> [Consigne]: Recopiez l'extrait fourni de « Je veux dire » à « Et d’autres abandonnent. ».

──────── Extrait fourni

Jeudi 21 mars

Les premières ne sont pas contents après moi. Enfin certains, pas tous. À une collègue, qui leur faisait passer les épreuves du bac blanc, ils ont expliqué que leurs soucis de méthodes venaient de leur prof qui « ne leur a pas appris comme il faut. » Et peu importe que des camarades aient été eux complimentés pour leur maîtrise de l’exercice. C’est ma faute, c’est ma faute, c’est ma très grande faute.

L’idée me caresse, un moment, de leur passer un ronflon. Je ne suis pas spécialement heureux d’être le bouc émissaire d’une note qu’ils estiment décevantes.

Et puis je hausse – mentalement – les épaules. C’est le jeu. Je n’ai pas le temps de les braquer, les semaines avancent. Et cette duplicité, c’est celle de tous les élèves, ou presque. Cette blessure à l’ego, celle des élèves qui commentent mes cours comme des client un restaurant, se referme désormais quasi-instantanément. Se remettre en question est essentiel : pour ce qui vaut le coup.

« Bon, je réexplique un point important pour la lecture linéaire les premières. Parce qu’apparemment, certains ont perdu des points, et soit je n’ai pas été assez clair, soit vous n’avez pas compris. »

Quelques-uns baissent les yeux, d’autres rigolent, gênés. Un troisième groupe ouvre des yeux étonnés.

« Non mais, si vous avez une remarque à faire dites-le moi.
– Non mais…
– Nous sommes des adultes, donc je remets les choses en place, s’il y a encore un souci, vous me le dites, sinon parfait. Il faut tous qu’on prenne nos responsabilités. »

Et je continue. Si ce boulot m’a appris un truc, c’est la duplicité des mômes. Parce que c’est plus simple, parfois, d’avoir un coupable. Ça n’est pas grave, pour le moment. Mais j’aimerais qu’ils finissent par en sortir. Alors, même si c’est très orgueilleux, je tente d’enseigner par l’exemple. Et je réexplique le point qui leur a posé problème de façon claire et nette avant de, sans me retourner, passer à autre chose.
Ils ne sont pas les seuls à apprendre. Sans eux, et leurs faiblesses, je pense que la colère me boufferait bien plus souvent : mais apprendre à être une bonne personne, pour eux, ça a une palanquée de bénéfices secondaires.

Lundi 18 mars

Le jour revient.

Je veux dire par là que le ciel est déjà clair lorsque je pousse la grille du lycée – on a enfin cessé de me demander mon nom à chaque fois que je sonne – et lorsque j’en sors. C’est comme un signe.

Le signe que le tri s’est opéré. Je sais que corrélation n’est pas causalité, que ce sont juste deux événements qui se passent en même temps. Mais c’est toujours pareil. Lorsque le jour revient, certains élèves se révèlent.
Et d’autres abandonnent.

────────────────
──────── Données brutes

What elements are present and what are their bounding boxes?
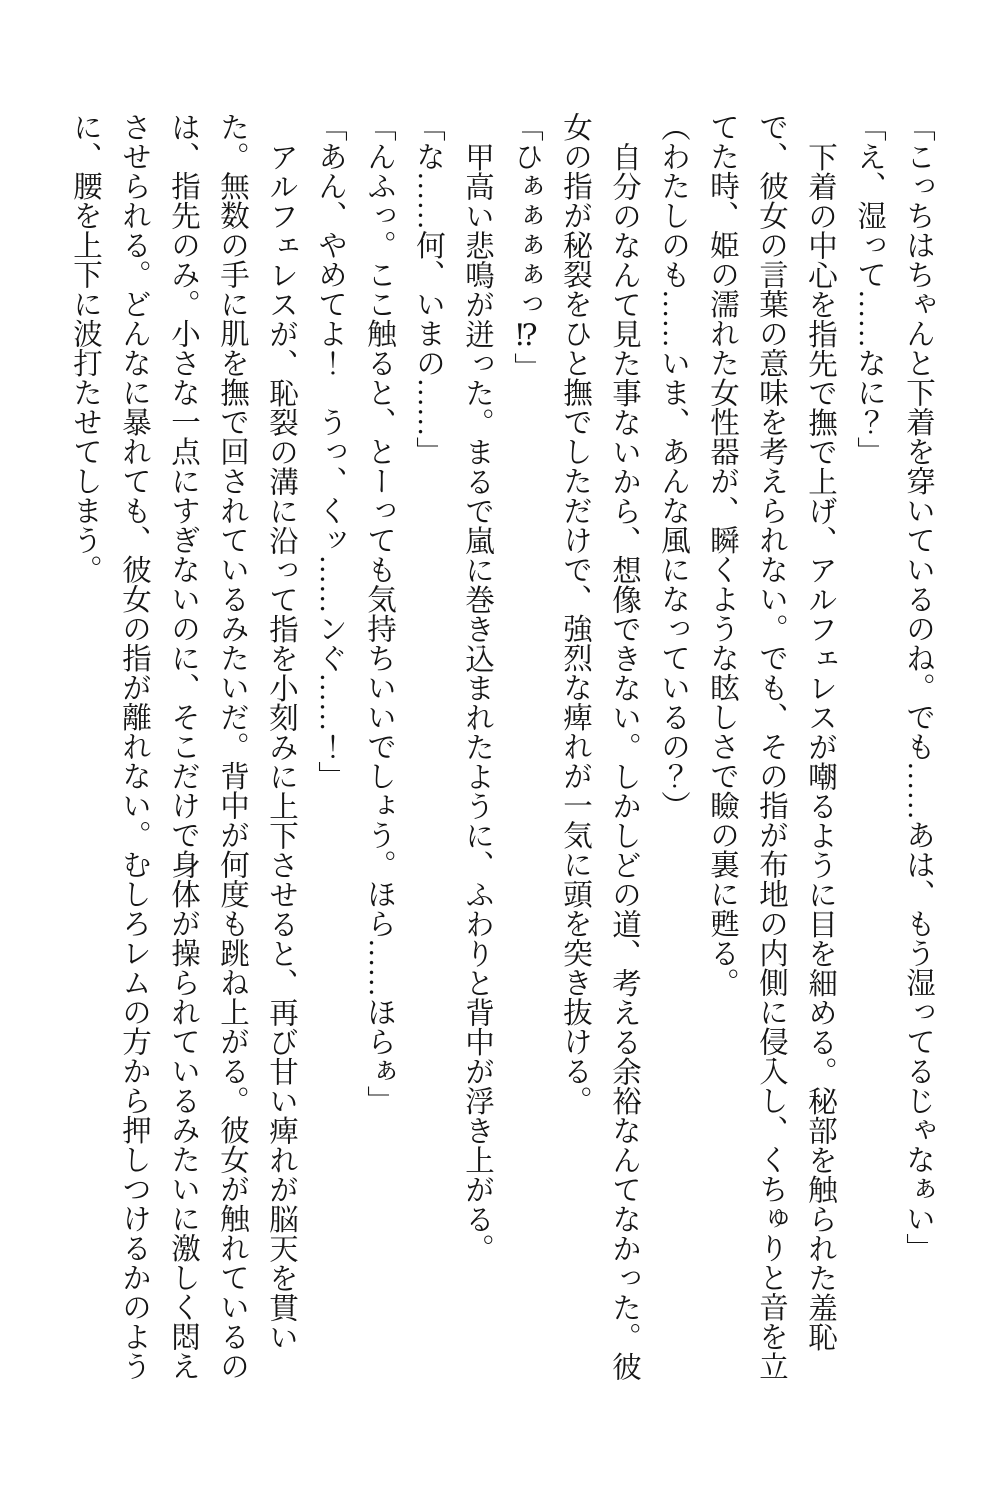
paragraph-dialogue: 「ひぁぁぁぁっ⁉」 — [510, 112, 542, 382]
paragraph-narration: アルフェレスが、恥裂の溝に沿って指を小刻みに上下させると、再び甘い痺れが脳天を貫いた。無数の手に肌を撫で回されているみたいだ。背中が何度も跳ね上がる。彼女が触れているのは、指先のみ。小さな一点にすぎないのに、そこだけで身体が操られているみたいに激しく悶えさせられる。どんなに暴れても、彼女の指が離れない。むしろレムの方から押しつけるかのように、腰を上下に波打たせてしまう。 — [69, 112, 297, 1381]
paragraph-dialogue: 「こっちはちゃんと下着を穿いているのね。でも……あは、もう湿ってるじゃなぁい」 — [902, 112, 934, 1263]
paragraph-dialogue: 「な……何、いまの……」 — [412, 112, 444, 466]
paragraph-dialogue: 「んふっ。ここ触ると、とーっても気持ちいいでしょう。ほら……ほらぁ」 — [363, 112, 395, 1115]
paragraph-narration: 甲高い悲鳴が迸った。まるで嵐に巻き込まれたように、ふわりと背中が浮き上がる。 — [461, 141, 493, 1263]
paragraph-dialogue: 「え、湿って……なに？」 — [853, 112, 885, 466]
vertical-text-block — [60, 112, 942, 1381]
paragraph-narration: 下着の中心を指先で撫で上げ、アルフェレスが嘲るように目を細める。秘部を触られた羞恥で、彼女の言葉の意味を考えられない。でも、その指が布地の内側に侵入し、くちゅりと音を立てた時、姫の濡れた女性器が、瞬くような眩しさで瞼の裏に甦る。 — [706, 112, 836, 1381]
paragraph-narration: 自分のなんて見た事ないから、想像できない。しかしどの道、考える余裕なんてなかった。彼女の指が秘裂をひと撫でしただけで、強烈な痺れが一気に頭を突き抜ける。 — [559, 112, 640, 1381]
paragraph-thought: （わたしのも……いま、あんな風になっているの？） — [657, 112, 689, 820]
paragraph-dialogue: 「あん、やめてよ！ うっ、くッ……ンぐ……！」 — [314, 112, 346, 791]
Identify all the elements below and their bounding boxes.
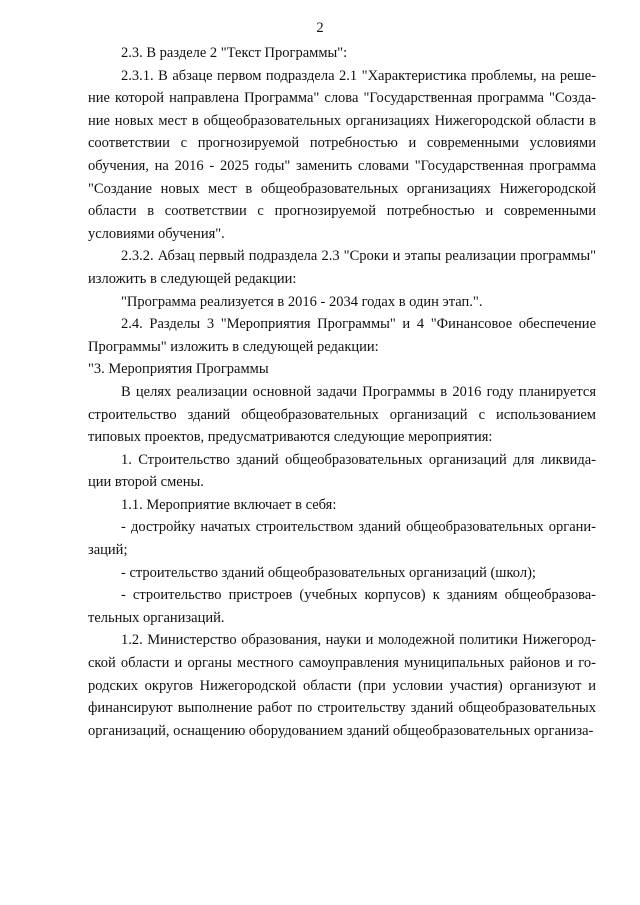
paragraph-program-period: "Программа реализуется в 2016 - 2034 годах в один этап.". xyxy=(121,293,483,310)
document-body xyxy=(88,42,596,742)
paragraph-2-3-1: 2.3.1. В абзаце первом подраздела 2.1 "Характеристика проблемы, на решение которой направлена Программа" слова "Государственная программа "Создание новых мест в общеобразовательных организациях Нижегородской области в соответствии с прогнозируемой потребностью и современными условиями обучения, на 2016 - 2025 годы" заменить словами "Государственная программа "Создание новых мест в общеобразовательных организациях Нижегородской области в соответствии с прогнозируемой потребностью и современными условиями обучения". xyxy=(88,67,596,242)
page-number: 2 xyxy=(316,20,324,36)
paragraph-item-1: 1. Строительство зданий общеобразовательных организаций для ликвидации второй смены. xyxy=(88,451,596,491)
paragraph-goals: В целях реализации основной задачи Программы в 2016 году планируется строительство зданий общеобразовательных организаций с использованием типовых проектов, предусматриваются следующие мероприятия: xyxy=(88,383,596,446)
list-item-completion: - достройку начатых строительством зданий общеобразовательных организаций; xyxy=(88,519,596,559)
list-item-construction: - строительство зданий общеобразовательных организаций (школ); xyxy=(121,564,536,581)
paragraph-item-1-1: 1.1. Мероприятие включает в себя: xyxy=(121,496,337,513)
paragraph-2-3-2: 2.3.2. Абзац первый подраздела 2.3 "Сроки и этапы реализации программы" изложить в следующей редакции: xyxy=(88,248,596,287)
paragraph-2-3: 2.3. В разделе 2 "Текст Программы": xyxy=(121,45,348,61)
list-item-extensions: - строительство пристроев (учебных корпусов) к зданиям общеобразовательных организаций. xyxy=(88,587,596,626)
paragraph-item-1-2: 1.2. Министерство образования, науки и молодежной политики Нижегородской области и органы местного самоуправления муниципальных районов и городских округов Нижегородской области (при условии участия) организуют и финансируют выполнение работ по строительству зданий общеобразовательных организаций, оснащению оборудованием зданий общеобразовательных организа- xyxy=(88,632,596,739)
paragraph-2-4: 2.4. Разделы 3 "Мероприятия Программы" и 4 "Финансовое обеспечение Программы" изложить в следующей редакции: xyxy=(88,316,596,355)
section-heading: "3. Мероприятия Программы xyxy=(88,361,269,378)
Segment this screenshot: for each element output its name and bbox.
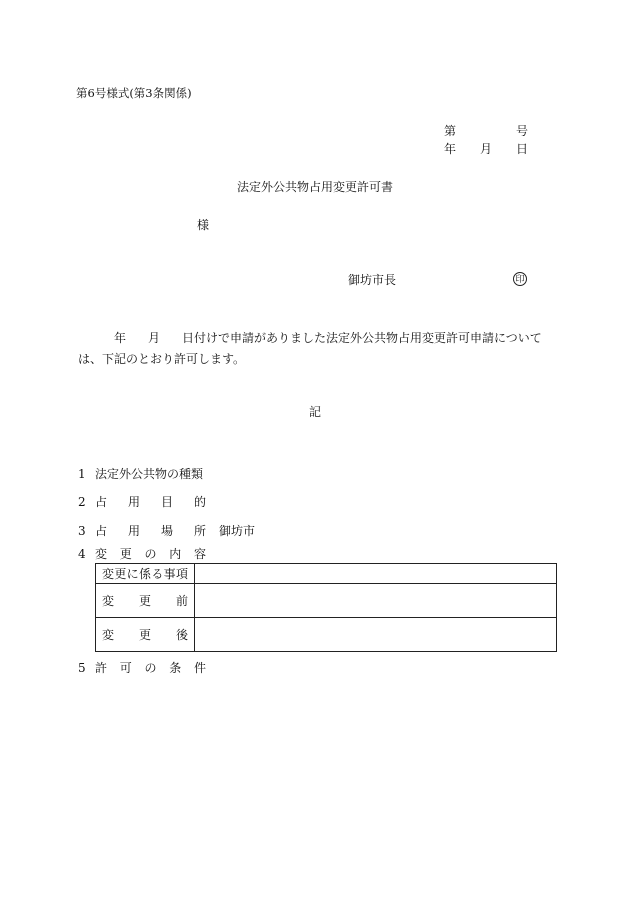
row-label: 変更前 <box>102 594 188 608</box>
row-label: 変更に係る事項 <box>102 567 188 581</box>
item-number: 3 <box>78 524 86 538</box>
date-day-label: 日 <box>516 142 529 156</box>
item-occupancy-location <box>78 524 255 538</box>
item-number: 2 <box>78 495 86 509</box>
body-paragraph <box>78 328 556 370</box>
addressee-honorific: 様 <box>197 218 210 232</box>
body-year: 年 <box>114 331 127 345</box>
item-label: 許可の条件 <box>95 661 206 675</box>
change-details-table <box>95 563 557 652</box>
item-public-property-type <box>78 467 203 481</box>
ki-heading: 記 <box>308 405 321 419</box>
item-number: 5 <box>78 661 86 675</box>
table-value-cell <box>195 584 557 618</box>
date-year-label: 年 <box>444 142 457 156</box>
item-change-details <box>78 547 206 561</box>
body-month: 月 <box>148 331 161 345</box>
table-header-cell <box>96 564 195 584</box>
item-number: 1 <box>78 467 86 481</box>
issuer-name: 御坊市長 <box>348 273 397 287</box>
row-label: 変更後 <box>102 628 188 642</box>
body-rest: 日付けで申請がありました法定外公共物占用変更許可申請については、下記のとおり許可します。 <box>78 331 542 366</box>
table-header-cell <box>96 618 195 652</box>
item-occupancy-purpose <box>78 495 206 509</box>
table-header-cell <box>96 584 195 618</box>
item-label: 変更の内容 <box>95 547 206 561</box>
table-row <box>96 584 557 618</box>
table-row <box>96 618 557 652</box>
table-value-cell <box>195 618 557 652</box>
item-value: 御坊市 <box>219 524 256 538</box>
document-number-prefix: 第 <box>444 124 457 138</box>
item-label: 法定外公共物の種類 <box>95 467 204 481</box>
document-number-suffix: 号 <box>516 124 529 138</box>
document-title: 法定外公共物占用変更許可書 <box>236 180 393 194</box>
item-number: 4 <box>78 547 86 561</box>
form-number: 第6号様式(第3条関係) <box>76 86 192 100</box>
item-label: 占用場所 <box>95 524 206 538</box>
seal-icon: 印 <box>513 272 527 286</box>
item-permit-conditions <box>78 661 206 675</box>
date-month-label: 月 <box>480 142 493 156</box>
table-value-cell <box>195 564 557 584</box>
table-row <box>96 564 557 584</box>
item-label: 占用目的 <box>95 495 206 509</box>
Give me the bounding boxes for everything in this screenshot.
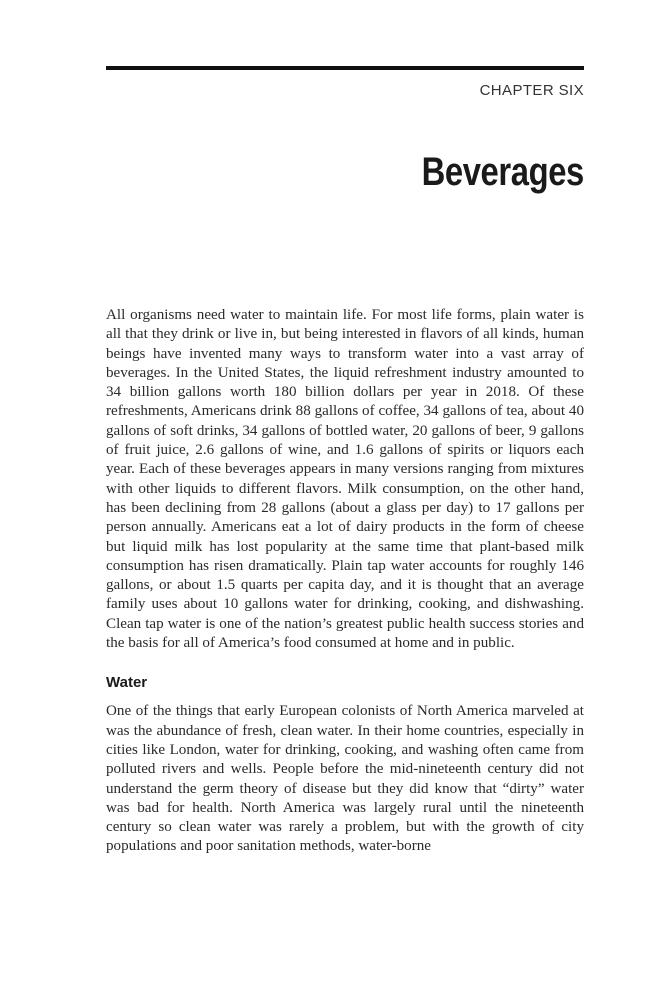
section-heading-water: Water [106, 674, 148, 692]
water-paragraph: One of the things that early European colonists of North America marveled at was the abundance of fresh, clean water. In their home countries, especially in cities like London, water for drinking, cooking, and washing often came from polluted rivers and wells. People before the mid-nineteenth century did not understand the germ theory of disease but they did know that “dirty” water was bad for health. North America was largely rural until the nineteenth century so clean water was rarely a problem, but with the growth of city populations and poor sanitation methods, water-borne [106, 703, 584, 855]
chapter-top-rule [106, 66, 584, 70]
chapter-label: CHAPTER SIX [479, 82, 584, 99]
chapter-title: Beverages [421, 150, 584, 194]
chapter-body [106, 306, 584, 857]
intro-paragraph: All organisms need water to maintain life. For most life forms, plain water is all that they drink or live in, but being interested in flavors of all kinds, human beings have invented many ways to transform water into a vast array of beverages. In the United States, the liquid refreshment industry amounted to 34 billion gallons worth 180 billion dollars per year in 2018. Of these refreshments, Americans drink 88 gallons of coffee, 34 gallons of tea, about 40 gallons of soft drinks, 34 gallons of bottled water, 20 gallons of beer, 9 gallons of fruit juice, 2.6 gallons of wine, and 1.6 gallons of spirits or liquors each year. Each of these beverages appears in many versions ranging from mixtures with other liquids to different flavors. Milk consumption, on the other hand, has been declining from 28 gallons (about a glass per day) to 17 gallons per person annually. Americans eat a lot of dairy products in the form of cheese but liquid milk has lost popularity at the same time that plant-based milk consumption has risen dramatically. Plain tap water accounts for roughly 146 gallons, or about 1.5 quarts per capita day, and it is thought that an average family uses about 10 gallons water for drinking, cooking, and dishwashing. Clean tap water is one of the nation’s greatest public health success stories and the basis for all of America’s food consumed at home and in public. [106, 307, 584, 652]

────────────────

> [Réponse complète]:
Je veux dire par là que le ciel est déjà clair lorsque je pousse la grille du lycée – on a enfin cessé de me demander mon nom à chaque fois que je sonne – et lorsque j’en sors. C’est comme un signe.

Le signe que le tri s’est opéré. Je sais que corrélation n’est pas causalité, que ce sont juste deux événements qui se passent en même temps. Mais c’est toujours pareil. Lorsque le jour revient, certains élèves se révèlent.
Et d’autres abandonnent.